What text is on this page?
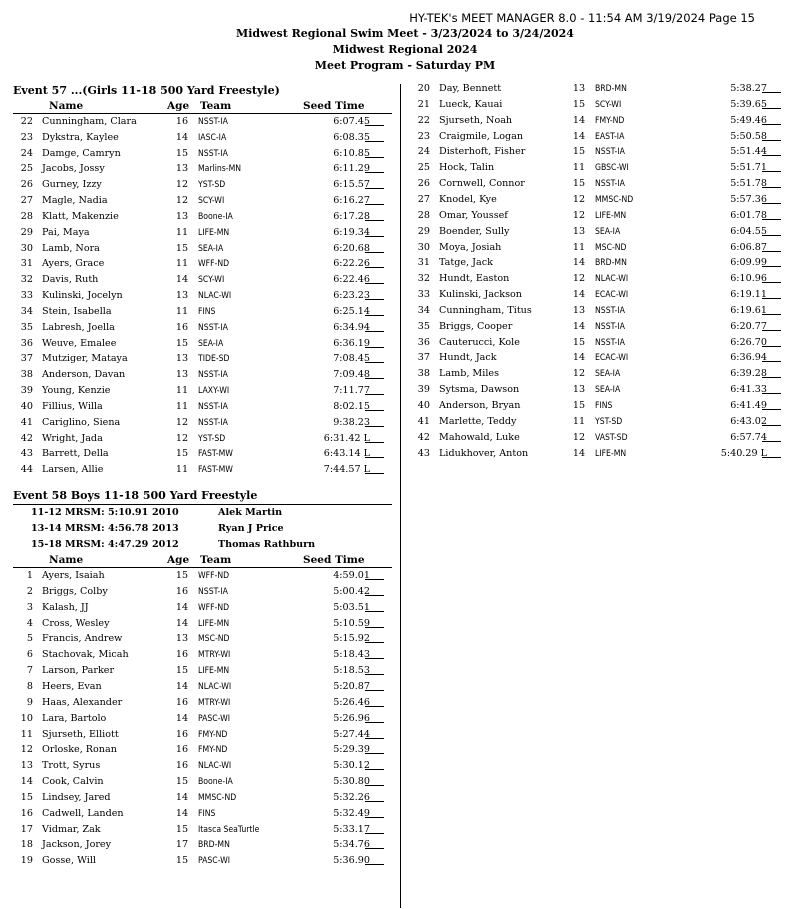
HY-TEK's MEET MANAGER 8.0 - 11:54 AM 3/19/2024 Page 15
Midwest Regional Swim Meet - 3/23/2024 to 3/24/2024
Midwest Regional 2024
Meet Program - Saturday PM
Event 57 ...(Girls 11-18 500 Yard Freestyle)
Name	Age Team	Seed Time
22 Cunningham, Clara	16	NSST-IA	6:07.45
23 Dykstra, Kaylee	14	IASC-IA	6:08.35
24 Damge, Camryn	15	NSST-IA	6:10.85
25 Jacobs, Jossy	13	Marlins-MN	6:11.29
26 Gurney, Izzy	12	YST-SD	6:15.57
27 Magle, Nadia	12	SCY-WI	6:16.27
28 Klatt, Makenzie	13	Boone-IA	6:17.28
29 Pai, Maya	11	LIFE-MN	6:19.34
30 Lamb, Nora	15	SEA-IA	6:20.68
31 Ayers, Grace	11	WFF-ND	6:22.26
32 Davis, Ruth	14	SCY-WI	6:22.46
33 Kulinski, Jocelyn	13	NLAC-WI	6:23.23
34 Stein, Isabella	11	FINS	6:25.14
35 Labresh, Joella	16	NSST-IA	6:34.94
36 Weuve, Emalee	15	SEA-IA	6:36.19
37 Mutziger, Mataya	13	TIDE-SD	7:08.45
38 Anderson, Davan	13	NSST-IA	7:09.48
39 Young, Kenzie	11	LAXY-WI	7:11.77
40 Fillius, Willa	11	NSST-IA	8:02.15
41 Cariglino, Siena	12	NSST-IA	9:38.23
42 Wright, Jada	12	YST-SD	6:31.42 L
43 Barrett, Della	15	FAST-MW	6:43.14 L
44 Larsen, Allie	11	FAST-MW	7:44.57 L
Event 58 Boys 11-18 500 Yard Freestyle
11-12 MRSM: 5:10.91 2010	Alek Martin
13-14 MRSM: 4:56.78 2013	Ryan J Price
15-18 MRSM: 4:47.29 2012	Thomas Rathburn
Name	Age Team	Seed Time
1 Ayers, Isaiah	15	WFF-ND	4:59.01
2 Briggs, Colby	16	NSST-IA	5:00.42
3 Kalash, JJ	14	WFF-ND	5:03.51
4 Cross, Wesley	14	LIFE-MN	5:10.59
5 Francis, Andrew	13	MSC-ND	5:15.92
6 Stachovak, Micah	16	MTRY-WI	5:18.43
7 Larson, Parker	15	LIFE-MN	5:18.53
8 Heers, Evan	14	NLAC-WI	5:20.87
9 Haas, Alexander	16	MTRY-WI	5:26.46
10 Lara, Bartolo	14	PASC-WI	5:26.96
11 Sjurseth, Elliott	16	FMY-ND	5:27.44
12 Orloske, Ronan	16	FMY-ND	5:29.39
13 Trott, Syrus	16	NLAC-WI	5:30.12
14 Cook, Calvin	15	Boone-IA	5:30.80
15 Lindsey, Jared	14	MMSC-ND	5:32.26
16 Cadwell, Landen	14	FINS	5:32.49
17 Vidmar, Zak	15	Itasca SeaTurtle	5:33.17
18 Jackson, Jorey	17	BRD-MN	5:34.76
19 Gosse, Will	15	PASC-WI	5:36.90
20 Day, Bennett	13	BRD-MN	5:38.27
21 Lueck, Kauai	15	SCY-WI	5:39.65
22 Sjurseth, Noah	14	FMY-ND	5:49.46
23 Craigmile, Logan	14	EAST-IA	5:50.58
24 Disterhoft, Fisher	15	NSST-IA	5:51.44
25 Hock, Talin	11	GBSC-WI	5:51.71
26 Cornwell, Connor	15	NSST-IA	5:51.78
27 Knodel, Kye	12	MMSC-ND	5:57.36
28 Omar, Youssef	12	LIFE-MN	6:01.78
29 Boender, Sully	13	SEA-IA	6:04.55
30 Moya, Josiah	11	MSC-ND	6:06.87
31 Tatge, Jack	14	BRD-MN	6:09.99
32 Hundt, Easton	12	NLAC-WI	6:10.96
33 Kulinski, Jackson	14	ECAC-WI	6:19.11
34 Cunningham, Titus	13	NSST-IA	6:19.61
35 Briggs, Cooper	14	NSST-IA	6:20.77
36 Cauterucci, Kole	15	NSST-IA	6:26.70
37 Hundt, Jack	14	ECAC-WI	6:36.94
38 Lamb, Miles	12	SEA-IA	6:39.28
39 Sytsma, Dawson	13	SEA-IA	6:41.33
40 Anderson, Bryan	15	FINS	6:41.49
41 Marlette, Teddy	11	YST-SD	6:43.02
42 Mahowald, Luke	12	VAST-SD	6:57.74
43 Lidukhover, Anton	14	LIFE-MN	5:40.29 L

Your goal: Repeat each entry above word for word, leaving every picture out.

Output of the exercise:
What text is on this page?
HY-TEK's MEET MANAGER 8.0 - 11:54 AM 3/19/2024 Page 15
Midwest Regional Swim Meet - 3/23/2024 to 3/24/2024
Midwest Regional 2024
Meet Program - Saturday PM
Event 57 ...(Girls 11-18 500 Yard Freestyle)
Name	Age Team	Seed Time
22 Cunningham, Clara	16	NSST-IA	6:07.45
23 Dykstra, Kaylee	14	IASC-IA	6:08.35
24 Damge, Camryn	15	NSST-IA	6:10.85
25 Jacobs, Jossy	13	Marlins-MN	6:11.29
26 Gurney, Izzy	12	YST-SD	6:15.57
27 Magle, Nadia	12	SCY-WI	6:16.27
28 Klatt, Makenzie	13	Boone-IA	6:17.28
29 Pai, Maya	11	LIFE-MN	6:19.34
30 Lamb, Nora	15	SEA-IA	6:20.68
31 Ayers, Grace	11	WFF-ND	6:22.26
32 Davis, Ruth	14	SCY-WI	6:22.46
33 Kulinski, Jocelyn	13	NLAC-WI	6:23.23
34 Stein, Isabella	11	FINS	6:25.14
35 Labresh, Joella	16	NSST-IA	6:34.94
36 Weuve, Emalee	15	SEA-IA	6:36.19
37 Mutziger, Mataya	13	TIDE-SD	7:08.45
38 Anderson, Davan	13	NSST-IA	7:09.48
39 Young, Kenzie	11	LAXY-WI	7:11.77
40 Fillius, Willa	11	NSST-IA	8:02.15
41 Cariglino, Siena	12	NSST-IA	9:38.23
42 Wright, Jada	12	YST-SD	6:31.42 L
43 Barrett, Della	15	FAST-MW	6:43.14 L
44 Larsen, Allie	11	FAST-MW	7:44.57 L
Event 58 Boys 11-18 500 Yard Freestyle
11-12 MRSM: 5:10.91 2010	Alek Martin
13-14 MRSM: 4:56.78 2013	Ryan J Price
15-18 MRSM: 4:47.29 2012	Thomas Rathburn
Name	Age Team	Seed Time
1 Ayers, Isaiah	15	WFF-ND	4:59.01
2 Briggs, Colby	16	NSST-IA	5:00.42
3 Kalash, JJ	14	WFF-ND	5:03.51
4 Cross, Wesley	14	LIFE-MN	5:10.59
5 Francis, Andrew	13	MSC-ND	5:15.92
6 Stachovak, Micah	16	MTRY-WI	5:18.43
7 Larson, Parker	15	LIFE-MN	5:18.53
8 Heers, Evan	14	NLAC-WI	5:20.87
9 Haas, Alexander	16	MTRY-WI	5:26.46
10 Lara, Bartolo	14	PASC-WI	5:26.96
11 Sjurseth, Elliott	16	FMY-ND	5:27.44
12 Orloske, Ronan	16	FMY-ND	5:29.39
13 Trott, Syrus	16	NLAC-WI	5:30.12
14 Cook, Calvin	15	Boone-IA	5:30.80
15 Lindsey, Jared	14	MMSC-ND	5:32.26
16 Cadwell, Landen	14	FINS	5:32.49
17 Vidmar, Zak	15	Itasca SeaTurtle	5:33.17
18 Jackson, Jorey	17	BRD-MN	5:34.76
19 Gosse, Will	15	PASC-WI	5:36.90
20 Day, Bennett	13	BRD-MN	5:38.27
21 Lueck, Kauai	15	SCY-WI	5:39.65
22 Sjurseth, Noah	14	FMY-ND	5:49.46
23 Craigmile, Logan	14	EAST-IA	5:50.58
24 Disterhoft, Fisher	15	NSST-IA	5:51.44
25 Hock, Talin	11	GBSC-WI	5:51.71
26 Cornwell, Connor	15	NSST-IA	5:51.78
27 Knodel, Kye	12	MMSC-ND	5:57.36
28 Omar, Youssef	12	LIFE-MN	6:01.78
29 Boender, Sully	13	SEA-IA	6:04.55
30 Moya, Josiah	11	MSC-ND	6:06.87
31 Tatge, Jack	14	BRD-MN	6:09.99
32 Hundt, Easton	12	NLAC-WI	6:10.96
33 Kulinski, Jackson	14	ECAC-WI	6:19.11
34 Cunningham, Titus	13	NSST-IA	6:19.61
35 Briggs, Cooper	14	NSST-IA	6:20.77
36 Cauterucci, Kole	15	NSST-IA	6:26.70
37 Hundt, Jack	14	ECAC-WI	6:36.94
38 Lamb, Miles	12	SEA-IA	6:39.28
39 Sytsma, Dawson	13	SEA-IA	6:41.33
40 Anderson, Bryan	15	FINS	6:41.49
41 Marlette, Teddy	11	YST-SD	6:43.02
42 Mahowald, Luke	12	VAST-SD	6:57.74
43 Lidukhover, Anton	14	LIFE-MN	5:40.29 L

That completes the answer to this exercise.